'''

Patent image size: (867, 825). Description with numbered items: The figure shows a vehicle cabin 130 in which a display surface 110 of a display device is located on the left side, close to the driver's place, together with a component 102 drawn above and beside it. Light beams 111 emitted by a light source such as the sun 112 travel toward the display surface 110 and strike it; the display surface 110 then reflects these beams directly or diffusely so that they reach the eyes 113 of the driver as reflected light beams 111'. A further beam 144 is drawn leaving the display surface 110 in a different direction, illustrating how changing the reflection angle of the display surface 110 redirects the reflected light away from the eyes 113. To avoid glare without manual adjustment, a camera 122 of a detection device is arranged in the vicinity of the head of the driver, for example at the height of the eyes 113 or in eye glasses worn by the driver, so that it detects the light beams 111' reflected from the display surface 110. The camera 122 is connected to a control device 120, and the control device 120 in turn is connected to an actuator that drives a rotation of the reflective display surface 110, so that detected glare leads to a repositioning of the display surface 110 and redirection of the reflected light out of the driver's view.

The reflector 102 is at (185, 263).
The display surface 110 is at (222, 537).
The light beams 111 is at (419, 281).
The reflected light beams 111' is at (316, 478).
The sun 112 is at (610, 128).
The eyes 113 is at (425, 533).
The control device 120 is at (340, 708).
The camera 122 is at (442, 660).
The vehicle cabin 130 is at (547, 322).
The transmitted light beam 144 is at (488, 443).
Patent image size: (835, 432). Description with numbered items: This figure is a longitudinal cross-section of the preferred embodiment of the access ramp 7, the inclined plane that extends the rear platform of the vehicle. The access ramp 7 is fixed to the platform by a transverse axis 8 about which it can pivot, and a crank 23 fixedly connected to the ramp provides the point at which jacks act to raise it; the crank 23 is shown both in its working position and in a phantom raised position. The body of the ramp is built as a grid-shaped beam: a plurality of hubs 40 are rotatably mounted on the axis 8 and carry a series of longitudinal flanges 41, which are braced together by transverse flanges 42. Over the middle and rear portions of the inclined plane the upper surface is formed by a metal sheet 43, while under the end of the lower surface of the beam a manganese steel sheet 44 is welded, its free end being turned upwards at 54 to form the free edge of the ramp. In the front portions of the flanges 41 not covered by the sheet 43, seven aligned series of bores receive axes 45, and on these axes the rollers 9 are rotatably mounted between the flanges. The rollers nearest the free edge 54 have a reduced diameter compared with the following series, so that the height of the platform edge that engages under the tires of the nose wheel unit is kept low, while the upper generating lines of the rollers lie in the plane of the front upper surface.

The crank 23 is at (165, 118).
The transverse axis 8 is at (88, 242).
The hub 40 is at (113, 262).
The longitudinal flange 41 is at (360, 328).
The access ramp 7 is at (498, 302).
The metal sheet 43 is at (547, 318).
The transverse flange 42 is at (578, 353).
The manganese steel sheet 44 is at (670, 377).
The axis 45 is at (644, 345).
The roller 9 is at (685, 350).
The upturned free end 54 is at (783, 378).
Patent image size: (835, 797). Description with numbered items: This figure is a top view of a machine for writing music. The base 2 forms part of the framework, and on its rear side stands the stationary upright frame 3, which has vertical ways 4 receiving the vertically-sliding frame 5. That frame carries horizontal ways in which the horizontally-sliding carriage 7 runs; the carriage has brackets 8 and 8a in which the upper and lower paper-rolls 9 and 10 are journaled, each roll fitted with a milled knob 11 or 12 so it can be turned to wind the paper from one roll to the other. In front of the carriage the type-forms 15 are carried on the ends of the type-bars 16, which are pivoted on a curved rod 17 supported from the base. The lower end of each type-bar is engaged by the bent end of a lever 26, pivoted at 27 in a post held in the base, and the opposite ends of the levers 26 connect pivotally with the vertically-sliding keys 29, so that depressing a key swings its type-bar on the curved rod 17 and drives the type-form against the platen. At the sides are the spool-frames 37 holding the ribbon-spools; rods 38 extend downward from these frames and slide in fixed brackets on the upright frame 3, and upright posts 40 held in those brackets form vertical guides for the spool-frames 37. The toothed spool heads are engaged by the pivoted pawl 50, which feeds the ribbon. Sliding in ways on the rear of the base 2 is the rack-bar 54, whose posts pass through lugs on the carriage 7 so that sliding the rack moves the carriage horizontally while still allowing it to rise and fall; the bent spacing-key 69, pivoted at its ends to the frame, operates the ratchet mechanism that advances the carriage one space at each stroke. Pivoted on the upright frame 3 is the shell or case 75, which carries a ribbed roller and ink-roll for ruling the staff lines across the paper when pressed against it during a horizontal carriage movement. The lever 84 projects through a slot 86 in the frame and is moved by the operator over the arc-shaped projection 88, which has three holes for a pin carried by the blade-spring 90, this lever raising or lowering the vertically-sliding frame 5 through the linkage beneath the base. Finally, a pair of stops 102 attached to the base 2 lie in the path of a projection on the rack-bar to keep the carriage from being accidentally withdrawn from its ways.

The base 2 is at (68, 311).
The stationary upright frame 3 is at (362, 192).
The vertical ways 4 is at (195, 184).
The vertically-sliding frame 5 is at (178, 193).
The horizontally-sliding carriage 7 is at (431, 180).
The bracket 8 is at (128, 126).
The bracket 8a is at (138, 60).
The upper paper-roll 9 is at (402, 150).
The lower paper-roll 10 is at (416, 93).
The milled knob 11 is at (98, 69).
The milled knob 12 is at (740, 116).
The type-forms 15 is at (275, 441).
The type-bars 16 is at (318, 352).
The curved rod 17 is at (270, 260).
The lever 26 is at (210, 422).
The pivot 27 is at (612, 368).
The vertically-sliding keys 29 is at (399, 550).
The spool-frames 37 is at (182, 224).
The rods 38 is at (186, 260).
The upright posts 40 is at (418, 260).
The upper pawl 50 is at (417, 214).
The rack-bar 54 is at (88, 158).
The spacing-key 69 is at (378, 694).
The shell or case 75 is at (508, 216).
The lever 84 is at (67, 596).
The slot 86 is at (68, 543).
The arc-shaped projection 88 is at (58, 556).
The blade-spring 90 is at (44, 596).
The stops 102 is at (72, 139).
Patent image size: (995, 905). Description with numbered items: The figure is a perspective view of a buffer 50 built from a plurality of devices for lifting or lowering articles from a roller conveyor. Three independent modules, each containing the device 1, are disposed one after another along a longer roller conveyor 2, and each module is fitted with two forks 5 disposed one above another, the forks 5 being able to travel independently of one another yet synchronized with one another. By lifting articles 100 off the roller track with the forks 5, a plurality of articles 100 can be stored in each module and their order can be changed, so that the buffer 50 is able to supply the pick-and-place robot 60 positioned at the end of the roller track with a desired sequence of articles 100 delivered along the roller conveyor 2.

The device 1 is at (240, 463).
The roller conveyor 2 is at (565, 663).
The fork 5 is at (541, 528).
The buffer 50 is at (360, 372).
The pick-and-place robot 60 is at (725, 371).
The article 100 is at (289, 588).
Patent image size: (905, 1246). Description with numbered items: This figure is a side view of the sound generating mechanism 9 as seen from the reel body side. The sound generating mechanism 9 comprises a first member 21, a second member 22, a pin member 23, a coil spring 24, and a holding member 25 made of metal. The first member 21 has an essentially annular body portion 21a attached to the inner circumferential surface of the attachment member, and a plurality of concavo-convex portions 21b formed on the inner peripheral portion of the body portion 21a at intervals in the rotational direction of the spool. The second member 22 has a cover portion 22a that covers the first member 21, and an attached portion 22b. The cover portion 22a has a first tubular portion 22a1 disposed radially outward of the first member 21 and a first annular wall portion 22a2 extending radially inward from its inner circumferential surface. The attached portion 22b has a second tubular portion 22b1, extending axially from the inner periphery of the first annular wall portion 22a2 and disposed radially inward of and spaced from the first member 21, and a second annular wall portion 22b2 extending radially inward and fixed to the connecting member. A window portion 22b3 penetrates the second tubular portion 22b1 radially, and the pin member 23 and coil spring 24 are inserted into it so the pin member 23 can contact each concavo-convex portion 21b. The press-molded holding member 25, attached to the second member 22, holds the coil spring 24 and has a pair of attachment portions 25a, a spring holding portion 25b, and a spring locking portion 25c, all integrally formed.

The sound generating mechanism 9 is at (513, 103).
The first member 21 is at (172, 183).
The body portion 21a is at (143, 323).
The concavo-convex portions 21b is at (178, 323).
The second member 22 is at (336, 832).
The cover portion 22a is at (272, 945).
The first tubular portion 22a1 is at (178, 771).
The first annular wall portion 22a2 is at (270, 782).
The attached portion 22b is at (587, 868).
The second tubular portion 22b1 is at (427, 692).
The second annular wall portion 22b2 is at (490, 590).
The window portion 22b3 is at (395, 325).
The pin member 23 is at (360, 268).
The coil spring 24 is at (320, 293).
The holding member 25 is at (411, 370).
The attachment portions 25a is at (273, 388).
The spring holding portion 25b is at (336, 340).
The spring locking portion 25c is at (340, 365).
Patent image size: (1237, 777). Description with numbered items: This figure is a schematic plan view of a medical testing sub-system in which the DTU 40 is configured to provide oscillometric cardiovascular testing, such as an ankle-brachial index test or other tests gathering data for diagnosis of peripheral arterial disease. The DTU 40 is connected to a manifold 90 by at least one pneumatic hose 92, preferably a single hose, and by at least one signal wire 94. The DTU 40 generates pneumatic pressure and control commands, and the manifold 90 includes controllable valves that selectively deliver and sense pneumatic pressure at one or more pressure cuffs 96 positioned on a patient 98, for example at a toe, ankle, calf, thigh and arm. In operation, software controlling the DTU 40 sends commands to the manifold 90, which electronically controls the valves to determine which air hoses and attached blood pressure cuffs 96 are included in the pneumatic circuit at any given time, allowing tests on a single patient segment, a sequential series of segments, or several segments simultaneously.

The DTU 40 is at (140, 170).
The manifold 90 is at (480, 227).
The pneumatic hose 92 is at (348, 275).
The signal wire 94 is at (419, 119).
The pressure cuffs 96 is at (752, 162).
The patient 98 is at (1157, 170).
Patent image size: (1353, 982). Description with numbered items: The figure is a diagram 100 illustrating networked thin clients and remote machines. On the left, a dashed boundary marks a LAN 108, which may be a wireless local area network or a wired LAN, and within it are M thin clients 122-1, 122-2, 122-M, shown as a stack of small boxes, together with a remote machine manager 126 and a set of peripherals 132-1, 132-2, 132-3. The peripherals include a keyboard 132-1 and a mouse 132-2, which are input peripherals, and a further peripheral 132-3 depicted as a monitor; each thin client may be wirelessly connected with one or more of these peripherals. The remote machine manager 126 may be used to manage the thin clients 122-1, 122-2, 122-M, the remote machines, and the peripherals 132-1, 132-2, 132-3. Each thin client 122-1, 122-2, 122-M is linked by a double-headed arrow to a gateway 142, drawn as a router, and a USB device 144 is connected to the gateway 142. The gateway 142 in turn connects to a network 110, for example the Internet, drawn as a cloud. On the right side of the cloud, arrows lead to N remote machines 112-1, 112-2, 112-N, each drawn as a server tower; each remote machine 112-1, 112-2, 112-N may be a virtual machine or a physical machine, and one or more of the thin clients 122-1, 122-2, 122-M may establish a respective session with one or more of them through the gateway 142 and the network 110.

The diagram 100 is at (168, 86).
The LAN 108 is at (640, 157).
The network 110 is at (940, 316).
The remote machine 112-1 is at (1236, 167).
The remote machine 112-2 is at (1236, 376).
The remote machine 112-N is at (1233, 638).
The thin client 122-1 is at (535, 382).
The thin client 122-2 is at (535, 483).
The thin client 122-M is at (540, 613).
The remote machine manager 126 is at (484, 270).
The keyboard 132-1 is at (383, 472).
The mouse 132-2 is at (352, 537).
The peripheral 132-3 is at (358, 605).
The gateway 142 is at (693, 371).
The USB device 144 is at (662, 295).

'''

◆ **DIRECTIVE**
Copy from the line containing "Patent image size: (995, 905)." to the line containing "The roller conveyor 2 is at (565, 663)." in the records above, both lines included, keeping every character unchanged.

◆ **RESPONSE TO THE EXERCISE**
Patent image size: (995, 905). Description with numbered items: The figure is a perspective view of a buffer 50 built from a plurality of devices for lifting or lowering articles from a roller conveyor. Three independent modules, each containing the device 1, are disposed one after another along a longer roller conveyor 2, and each module is fitted with two forks 5 disposed one above another, the forks 5 being able to travel independently of one another yet synchronized with one another. By lifting articles 100 off the roller track with the forks 5, a plurality of articles 100 can be stored in each module and their order can be changed, so that the buffer 50 is able to supply the pick-and-place robot 60 positioned at the end of the roller track with a desired sequence of articles 100 delivered along the roller conveyor 2.

The device 1 is at (240, 463).
The roller conveyor 2 is at (565, 663).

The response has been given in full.